Written exercise – List the lines of this listing that hold the word "structured".

Data tied to figure images:
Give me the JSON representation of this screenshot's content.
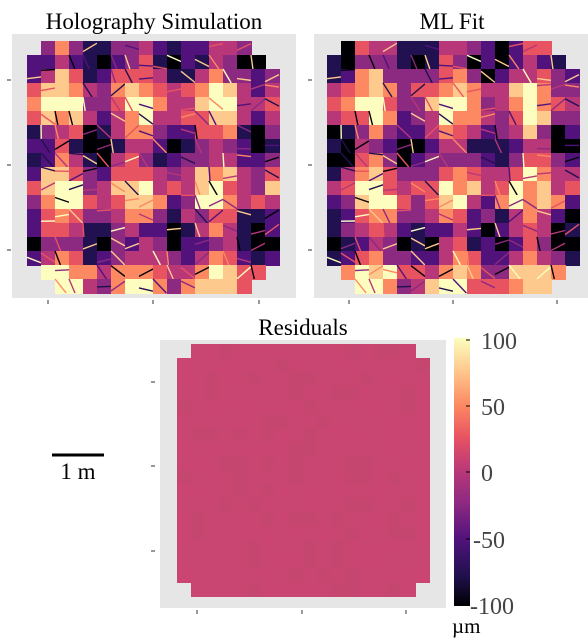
{
  "chart_data": [
    {
      "type": "heatmap",
      "title": "Holography Simulation",
      "colormap": "magma",
      "value_range": [
        -100,
        100
      ],
      "pattern": "segmented mirror surface error, large structured panel-like variations"
    },
    {
      "type": "heatmap",
      "title": "ML Fit",
      "colormap": "magma",
      "value_range": [
        -100,
        100
      ],
      "pattern": "nearly identical to holography simulation"
    },
    {
      "type": "heatmap",
      "title": "Residuals",
      "colormap": "magma",
      "value_range": [
        -100,
        100
      ],
      "pattern": "almost uniform, residual values near 0",
      "fill_color": "#c84671"
    }
  ],
  "colorbar": {
    "ticks": [
      "100",
      "50",
      "0",
      "-50",
      "-100"
    ],
    "unit": "µm",
    "colors": [
      "#fcfdbf",
      "#fec98d",
      "#fc8961",
      "#e85362",
      "#b73779",
      "#8c2981",
      "#51127c",
      "#221150",
      "#000004"
    ]
  },
  "scale_bar": {
    "label": "1 m"
  },
  "colors": {
    "panel_bg": "#e6e6e6",
    "residual": "#c84671"
  }
}
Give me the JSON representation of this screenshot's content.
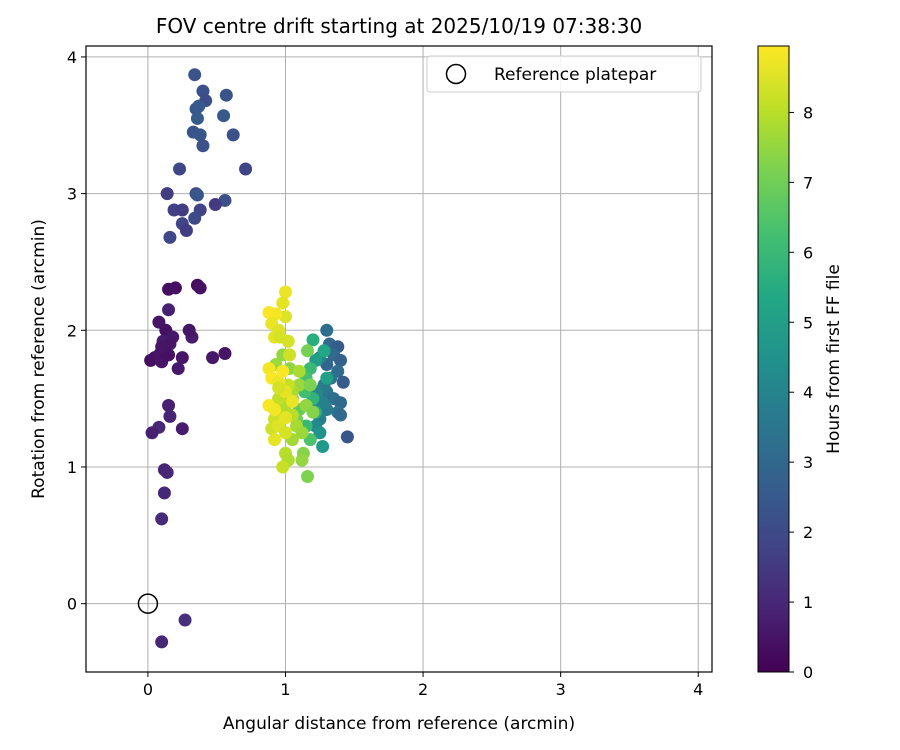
{
  "chart_data": {
    "type": "scatter",
    "title": "FOV centre drift starting at 2025/10/19 07:38:30",
    "xlabel": "Angular distance from reference (arcmin)",
    "ylabel": "Rotation from reference (arcmin)",
    "xlim": [
      -0.45,
      4.1
    ],
    "ylim": [
      -0.5,
      4.08
    ],
    "xticks": [
      0,
      1,
      2,
      3,
      4
    ],
    "yticks": [
      0,
      1,
      2,
      3,
      4
    ],
    "grid": true,
    "legend": {
      "placement": "upper-right",
      "entries": [
        {
          "label": "Reference platepar",
          "marker": "hollow-circle"
        }
      ]
    },
    "reference_point": {
      "x": 0,
      "y": 0
    },
    "colorbar": {
      "label": "Hours from first FF file",
      "colormap": "viridis",
      "range": [
        0,
        8.95
      ],
      "ticks": [
        0,
        1,
        2,
        3,
        4,
        5,
        6,
        7,
        8
      ]
    },
    "series": [
      {
        "points": [
          [
            0.02,
            1.78,
            0.3
          ],
          [
            0.05,
            1.8,
            0.4
          ],
          [
            0.1,
            1.77,
            0.5
          ],
          [
            0.09,
            1.83,
            0.5
          ],
          [
            0.12,
            1.85,
            0.6
          ],
          [
            0.15,
            1.82,
            0.4
          ],
          [
            0.08,
            2.06,
            0.5
          ],
          [
            0.13,
            2.0,
            0.4
          ],
          [
            0.18,
            1.95,
            0.6
          ],
          [
            0.11,
            1.92,
            0.7
          ],
          [
            0.16,
            1.9,
            0.5
          ],
          [
            0.15,
            2.15,
            0.8
          ],
          [
            0.25,
            1.8,
            0.5
          ],
          [
            0.22,
            1.72,
            0.6
          ],
          [
            0.32,
            1.95,
            0.7
          ],
          [
            0.3,
            2.0,
            0.5
          ],
          [
            0.47,
            1.8,
            0.6
          ],
          [
            0.56,
            1.83,
            0.5
          ],
          [
            0.13,
            1.83,
            0.4
          ],
          [
            0.1,
            1.88,
            0.5
          ],
          [
            0.15,
            2.3,
            0.3
          ],
          [
            0.2,
            2.31,
            0.4
          ],
          [
            0.36,
            2.33,
            0.3
          ],
          [
            0.38,
            2.31,
            0.4
          ],
          [
            0.15,
            1.45,
            0.8
          ],
          [
            0.16,
            1.37,
            0.9
          ],
          [
            0.08,
            1.29,
            1.0
          ],
          [
            0.03,
            1.25,
            0.8
          ],
          [
            0.25,
            1.28,
            0.7
          ],
          [
            0.12,
            0.98,
            0.9
          ],
          [
            0.14,
            0.96,
            1.0
          ],
          [
            0.12,
            0.81,
            1.0
          ],
          [
            0.1,
            0.62,
            1.1
          ],
          [
            0.1,
            -0.28,
            1.0
          ],
          [
            0.27,
            -0.12,
            1.2
          ],
          [
            0.34,
            3.87,
            2.3
          ],
          [
            0.4,
            3.75,
            2.2
          ],
          [
            0.42,
            3.68,
            2.1
          ],
          [
            0.35,
            3.62,
            2.4
          ],
          [
            0.37,
            3.64,
            2.5
          ],
          [
            0.57,
            3.72,
            2.3
          ],
          [
            0.36,
            3.55,
            2.6
          ],
          [
            0.55,
            3.57,
            2.5
          ],
          [
            0.33,
            3.45,
            2.3
          ],
          [
            0.38,
            3.43,
            2.4
          ],
          [
            0.62,
            3.43,
            2.2
          ],
          [
            0.4,
            3.35,
            2.2
          ],
          [
            0.23,
            3.18,
            1.9
          ],
          [
            0.71,
            3.18,
            1.8
          ],
          [
            0.14,
            3.0,
            1.6
          ],
          [
            0.35,
            3.0,
            2.0
          ],
          [
            0.36,
            2.99,
            2.4
          ],
          [
            0.56,
            2.95,
            2.2
          ],
          [
            0.19,
            2.88,
            1.7
          ],
          [
            0.25,
            2.88,
            1.6
          ],
          [
            0.38,
            2.88,
            1.8
          ],
          [
            0.49,
            2.92,
            1.5
          ],
          [
            0.34,
            2.82,
            2.0
          ],
          [
            0.25,
            2.78,
            1.8
          ],
          [
            0.28,
            2.73,
            1.6
          ],
          [
            0.16,
            2.68,
            1.9
          ],
          [
            1.3,
            2.0,
            3.2
          ],
          [
            1.32,
            1.9,
            3.0
          ],
          [
            1.38,
            1.88,
            2.6
          ],
          [
            1.35,
            1.82,
            3.1
          ],
          [
            1.4,
            1.78,
            2.8
          ],
          [
            1.3,
            1.75,
            2.9
          ],
          [
            1.25,
            1.8,
            4.0
          ],
          [
            1.38,
            1.7,
            3.2
          ],
          [
            1.42,
            1.62,
            2.6
          ],
          [
            1.3,
            1.55,
            3.5
          ],
          [
            1.35,
            1.5,
            3.3
          ],
          [
            1.4,
            1.47,
            3.0
          ],
          [
            1.38,
            1.4,
            3.4
          ],
          [
            1.4,
            1.38,
            3.0
          ],
          [
            1.45,
            1.22,
            2.4
          ],
          [
            1.3,
            1.42,
            3.6
          ],
          [
            1.25,
            1.35,
            3.8
          ],
          [
            1.22,
            1.3,
            4.2
          ],
          [
            1.27,
            1.15,
            4.8
          ],
          [
            1.25,
            1.25,
            4.5
          ],
          [
            1.2,
            1.45,
            4.3
          ],
          [
            1.28,
            1.6,
            3.7
          ],
          [
            1.33,
            1.65,
            3.4
          ],
          [
            1.23,
            1.55,
            4.0
          ],
          [
            1.27,
            1.47,
            3.9
          ],
          [
            1.2,
            1.93,
            5.6
          ],
          [
            1.28,
            1.85,
            5.3
          ],
          [
            1.22,
            1.78,
            5.0
          ],
          [
            1.18,
            1.72,
            6.0
          ],
          [
            1.15,
            1.65,
            6.3
          ],
          [
            1.1,
            1.6,
            6.6
          ],
          [
            1.2,
            1.5,
            5.8
          ],
          [
            1.22,
            1.4,
            5.5
          ],
          [
            1.15,
            1.3,
            6.0
          ],
          [
            1.18,
            1.2,
            6.4
          ],
          [
            1.1,
            1.42,
            6.8
          ],
          [
            1.14,
            1.55,
            6.2
          ],
          [
            1.05,
            1.5,
            7.0
          ],
          [
            1.3,
            1.65,
            5.1
          ],
          [
            1.16,
            1.85,
            7.1
          ],
          [
            1.08,
            1.35,
            7.0
          ],
          [
            1.13,
            1.1,
            7.3
          ],
          [
            0.93,
            1.75,
            7.6
          ],
          [
            0.98,
            1.82,
            7.5
          ],
          [
            1.03,
            1.72,
            7.4
          ],
          [
            1.1,
            1.6,
            7.6
          ],
          [
            1.05,
            1.55,
            7.8
          ],
          [
            1.15,
            1.45,
            7.5
          ],
          [
            1.0,
            1.45,
            7.9
          ],
          [
            0.95,
            1.38,
            8.0
          ],
          [
            1.08,
            1.3,
            7.8
          ],
          [
            1.12,
            1.25,
            7.6
          ],
          [
            1.05,
            1.2,
            7.7
          ],
          [
            1.0,
            1.1,
            8.0
          ],
          [
            1.12,
            1.05,
            7.5
          ],
          [
            1.02,
            1.05,
            7.9
          ],
          [
            0.98,
            1.0,
            8.2
          ],
          [
            1.16,
            0.93,
            7.2
          ],
          [
            1.2,
            1.4,
            7.3
          ],
          [
            1.18,
            1.6,
            7.2
          ],
          [
            1.1,
            1.7,
            7.8
          ],
          [
            1.02,
            1.6,
            8.2
          ],
          [
            0.9,
            1.28,
            8.3
          ],
          [
            0.92,
            1.35,
            8.3
          ],
          [
            0.95,
            1.5,
            8.1
          ],
          [
            1.05,
            1.38,
            8.0
          ],
          [
            1.0,
            2.28,
            8.7
          ],
          [
            0.98,
            2.2,
            8.6
          ],
          [
            1.0,
            2.1,
            8.5
          ],
          [
            0.93,
            2.12,
            8.8
          ],
          [
            0.88,
            2.13,
            8.9
          ],
          [
            0.9,
            2.05,
            8.7
          ],
          [
            0.95,
            2.0,
            8.5
          ],
          [
            0.92,
            1.95,
            8.6
          ],
          [
            1.02,
            1.92,
            8.4
          ],
          [
            0.88,
            1.72,
            8.8
          ],
          [
            0.9,
            1.65,
            8.9
          ],
          [
            0.95,
            1.62,
            8.7
          ],
          [
            1.0,
            1.55,
            8.6
          ],
          [
            0.88,
            1.45,
            8.9
          ],
          [
            0.92,
            1.42,
            8.8
          ],
          [
            0.98,
            1.7,
            8.9
          ],
          [
            1.05,
            1.48,
            8.7
          ],
          [
            0.95,
            1.3,
            8.5
          ],
          [
            1.0,
            1.25,
            8.4
          ],
          [
            0.92,
            1.2,
            8.6
          ],
          [
            1.0,
            1.36,
            8.6
          ],
          [
            0.95,
            1.58,
            8.4
          ],
          [
            1.03,
            1.82,
            8.3
          ],
          [
            0.96,
            1.95,
            8.4
          ]
        ]
      }
    ]
  }
}
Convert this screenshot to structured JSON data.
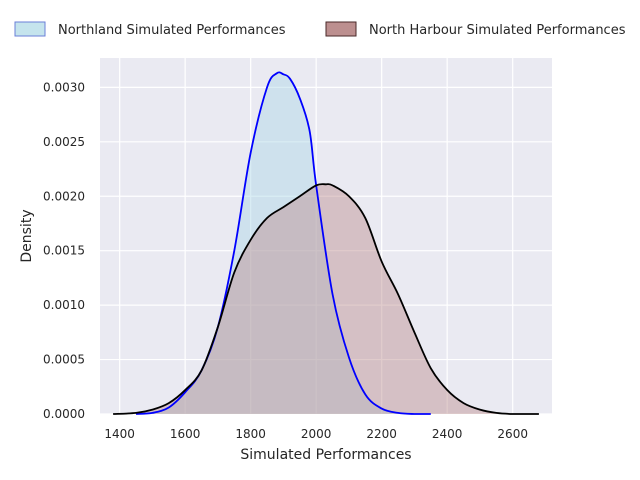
{
  "chart_data": {
    "type": "area",
    "title": "",
    "xlabel": "Simulated Performances",
    "ylabel": "Density",
    "xlim": [
      1340,
      2720
    ],
    "ylim": [
      0,
      0.00327
    ],
    "grid": true,
    "legend_position": "top",
    "x_ticks": [
      1400,
      1600,
      1800,
      2000,
      2200,
      2400,
      2600
    ],
    "y_ticks": [
      0,
      0.0005,
      0.001,
      0.0015,
      0.002,
      0.0025,
      0.003
    ],
    "x_tick_labels": [
      "1400",
      "1600",
      "1800",
      "2000",
      "2200",
      "2400",
      "2600"
    ],
    "y_tick_labels": [
      "0.0000",
      "0.0005",
      "0.0010",
      "0.0015",
      "0.0020",
      "0.0025",
      "0.0030"
    ],
    "series": [
      {
        "name": "Northland Simulated Performances",
        "line_color": "#0000ff",
        "fill_color": "#add8e6",
        "edge_color": "#6a7fd8",
        "x": [
          1450,
          1500,
          1550,
          1600,
          1650,
          1700,
          1750,
          1800,
          1850,
          1880,
          1900,
          1920,
          1950,
          1980,
          2000,
          2050,
          2100,
          2150,
          2200,
          2250,
          2300,
          2350
        ],
        "y": [
          0,
          1e-05,
          6e-05,
          0.0002,
          0.0004,
          0.0008,
          0.0015,
          0.0024,
          0.003,
          0.00313,
          0.00312,
          0.00308,
          0.0029,
          0.0026,
          0.0021,
          0.0011,
          0.00052,
          0.00018,
          5e-05,
          1e-05,
          0,
          0
        ]
      },
      {
        "name": "North Harbour Simulated Performances",
        "line_color": "#000000",
        "fill_color": "#bc8f8f",
        "edge_color": "#4a2a2a",
        "x": [
          1380,
          1450,
          1500,
          1550,
          1600,
          1650,
          1700,
          1750,
          1800,
          1850,
          1900,
          1950,
          2000,
          2030,
          2050,
          2100,
          2150,
          2200,
          2250,
          2300,
          2350,
          2400,
          2450,
          2500,
          2550,
          2600,
          2680
        ],
        "y": [
          0,
          1e-05,
          4e-05,
          0.0001,
          0.00022,
          0.0004,
          0.0008,
          0.0013,
          0.0016,
          0.0018,
          0.0019,
          0.002,
          0.0021,
          0.00211,
          0.0021,
          0.002,
          0.0018,
          0.0014,
          0.0011,
          0.00075,
          0.00042,
          0.00022,
          0.0001,
          4e-05,
          1e-05,
          0,
          0
        ]
      }
    ]
  }
}
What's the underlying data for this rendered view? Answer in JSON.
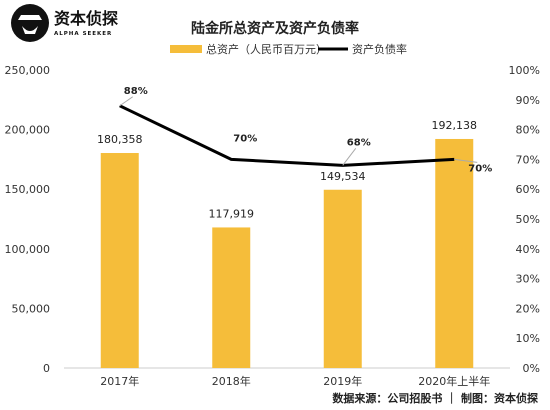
{
  "brand": {
    "name": "资本侦探",
    "tagline": "ALPHA SEEKER",
    "logo_mark": "spy-figure-icon"
  },
  "source_note": "数据来源：公司招股书 ｜ 制图：资本侦探",
  "chart_data": {
    "type": "bar",
    "title": "陆金所总资产及资产负债率",
    "categories": [
      "2017年",
      "2018年",
      "2019年",
      "2020年上半年"
    ],
    "series": [
      {
        "name": "总资产（人民币百万元）",
        "kind": "bar",
        "axis": "left",
        "color": "#F5BD3A",
        "values": [
          180358,
          117919,
          149534,
          192138
        ],
        "labels": [
          "180,358",
          "117,919",
          "149,534",
          "192,138"
        ]
      },
      {
        "name": "资产负债率",
        "kind": "line",
        "axis": "right",
        "color": "#000000",
        "values": [
          88,
          70,
          68,
          70
        ],
        "labels": [
          "88%",
          "70%",
          "68%",
          "70%"
        ]
      }
    ],
    "y_left": {
      "range": [
        0,
        250000
      ],
      "ticks": [
        0,
        50000,
        100000,
        150000,
        200000,
        250000
      ],
      "tick_labels": [
        "0",
        "50,000",
        "100,000",
        "150,000",
        "200,000",
        "250,000"
      ]
    },
    "y_right": {
      "range": [
        0,
        100
      ],
      "ticks": [
        0,
        10,
        20,
        30,
        40,
        50,
        60,
        70,
        80,
        90,
        100
      ],
      "tick_labels": [
        "0%",
        "10%",
        "20%",
        "30%",
        "40%",
        "50%",
        "60%",
        "70%",
        "80%",
        "90%",
        "100%"
      ]
    },
    "legend_position": "top-center",
    "grid": false
  }
}
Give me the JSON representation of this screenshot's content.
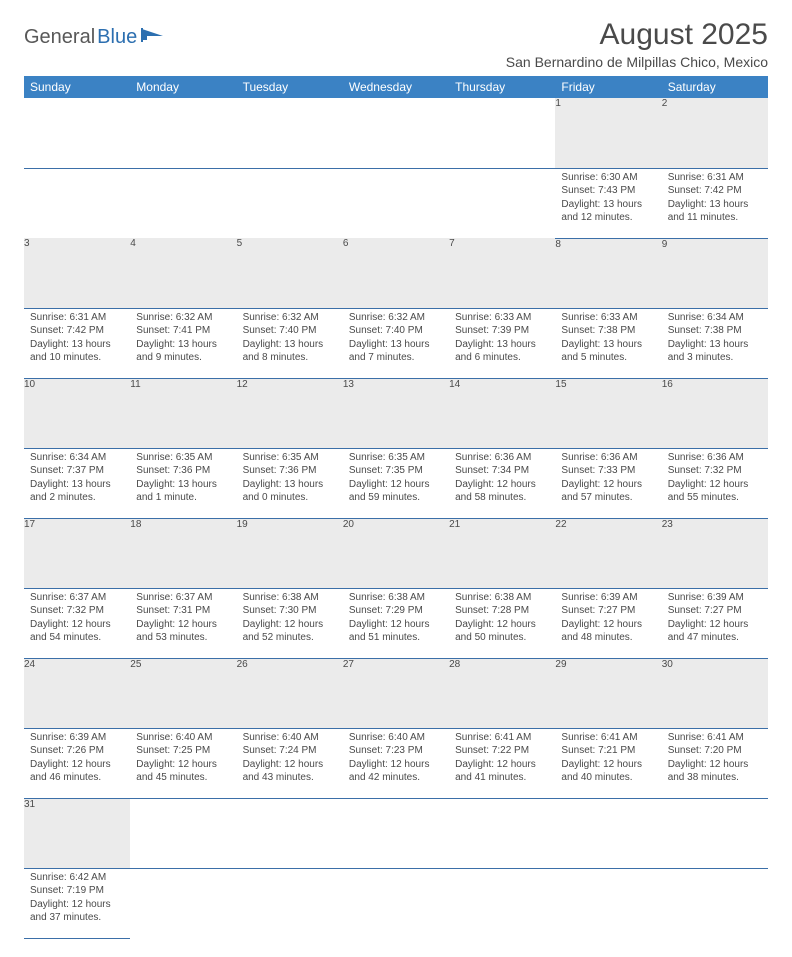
{
  "logo": {
    "text1": "General",
    "text2": "Blue"
  },
  "title": "August 2025",
  "location": "San Bernardino de Milpillas Chico, Mexico",
  "colors": {
    "header_bg": "#3b82c4",
    "header_fg": "#ffffff",
    "daynum_bg": "#ebebeb",
    "row_border": "#3b6fa8",
    "text": "#4a4a4a"
  },
  "weekdays": [
    "Sunday",
    "Monday",
    "Tuesday",
    "Wednesday",
    "Thursday",
    "Friday",
    "Saturday"
  ],
  "weeks": [
    [
      null,
      null,
      null,
      null,
      null,
      {
        "n": "1",
        "sr": "6:30 AM",
        "ss": "7:43 PM",
        "dl": "13 hours and 12 minutes."
      },
      {
        "n": "2",
        "sr": "6:31 AM",
        "ss": "7:42 PM",
        "dl": "13 hours and 11 minutes."
      }
    ],
    [
      {
        "n": "3",
        "sr": "6:31 AM",
        "ss": "7:42 PM",
        "dl": "13 hours and 10 minutes."
      },
      {
        "n": "4",
        "sr": "6:32 AM",
        "ss": "7:41 PM",
        "dl": "13 hours and 9 minutes."
      },
      {
        "n": "5",
        "sr": "6:32 AM",
        "ss": "7:40 PM",
        "dl": "13 hours and 8 minutes."
      },
      {
        "n": "6",
        "sr": "6:32 AM",
        "ss": "7:40 PM",
        "dl": "13 hours and 7 minutes."
      },
      {
        "n": "7",
        "sr": "6:33 AM",
        "ss": "7:39 PM",
        "dl": "13 hours and 6 minutes."
      },
      {
        "n": "8",
        "sr": "6:33 AM",
        "ss": "7:38 PM",
        "dl": "13 hours and 5 minutes."
      },
      {
        "n": "9",
        "sr": "6:34 AM",
        "ss": "7:38 PM",
        "dl": "13 hours and 3 minutes."
      }
    ],
    [
      {
        "n": "10",
        "sr": "6:34 AM",
        "ss": "7:37 PM",
        "dl": "13 hours and 2 minutes."
      },
      {
        "n": "11",
        "sr": "6:35 AM",
        "ss": "7:36 PM",
        "dl": "13 hours and 1 minute."
      },
      {
        "n": "12",
        "sr": "6:35 AM",
        "ss": "7:36 PM",
        "dl": "13 hours and 0 minutes."
      },
      {
        "n": "13",
        "sr": "6:35 AM",
        "ss": "7:35 PM",
        "dl": "12 hours and 59 minutes."
      },
      {
        "n": "14",
        "sr": "6:36 AM",
        "ss": "7:34 PM",
        "dl": "12 hours and 58 minutes."
      },
      {
        "n": "15",
        "sr": "6:36 AM",
        "ss": "7:33 PM",
        "dl": "12 hours and 57 minutes."
      },
      {
        "n": "16",
        "sr": "6:36 AM",
        "ss": "7:32 PM",
        "dl": "12 hours and 55 minutes."
      }
    ],
    [
      {
        "n": "17",
        "sr": "6:37 AM",
        "ss": "7:32 PM",
        "dl": "12 hours and 54 minutes."
      },
      {
        "n": "18",
        "sr": "6:37 AM",
        "ss": "7:31 PM",
        "dl": "12 hours and 53 minutes."
      },
      {
        "n": "19",
        "sr": "6:38 AM",
        "ss": "7:30 PM",
        "dl": "12 hours and 52 minutes."
      },
      {
        "n": "20",
        "sr": "6:38 AM",
        "ss": "7:29 PM",
        "dl": "12 hours and 51 minutes."
      },
      {
        "n": "21",
        "sr": "6:38 AM",
        "ss": "7:28 PM",
        "dl": "12 hours and 50 minutes."
      },
      {
        "n": "22",
        "sr": "6:39 AM",
        "ss": "7:27 PM",
        "dl": "12 hours and 48 minutes."
      },
      {
        "n": "23",
        "sr": "6:39 AM",
        "ss": "7:27 PM",
        "dl": "12 hours and 47 minutes."
      }
    ],
    [
      {
        "n": "24",
        "sr": "6:39 AM",
        "ss": "7:26 PM",
        "dl": "12 hours and 46 minutes."
      },
      {
        "n": "25",
        "sr": "6:40 AM",
        "ss": "7:25 PM",
        "dl": "12 hours and 45 minutes."
      },
      {
        "n": "26",
        "sr": "6:40 AM",
        "ss": "7:24 PM",
        "dl": "12 hours and 43 minutes."
      },
      {
        "n": "27",
        "sr": "6:40 AM",
        "ss": "7:23 PM",
        "dl": "12 hours and 42 minutes."
      },
      {
        "n": "28",
        "sr": "6:41 AM",
        "ss": "7:22 PM",
        "dl": "12 hours and 41 minutes."
      },
      {
        "n": "29",
        "sr": "6:41 AM",
        "ss": "7:21 PM",
        "dl": "12 hours and 40 minutes."
      },
      {
        "n": "30",
        "sr": "6:41 AM",
        "ss": "7:20 PM",
        "dl": "12 hours and 38 minutes."
      }
    ],
    [
      {
        "n": "31",
        "sr": "6:42 AM",
        "ss": "7:19 PM",
        "dl": "12 hours and 37 minutes."
      },
      null,
      null,
      null,
      null,
      null,
      null
    ]
  ],
  "labels": {
    "sunrise": "Sunrise:",
    "sunset": "Sunset:",
    "daylight": "Daylight:"
  }
}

Solution to this problem –
      "pattern": "segmented mirror surface error, large structured panel-like variations"
Convert this screenshot to structured JSON data.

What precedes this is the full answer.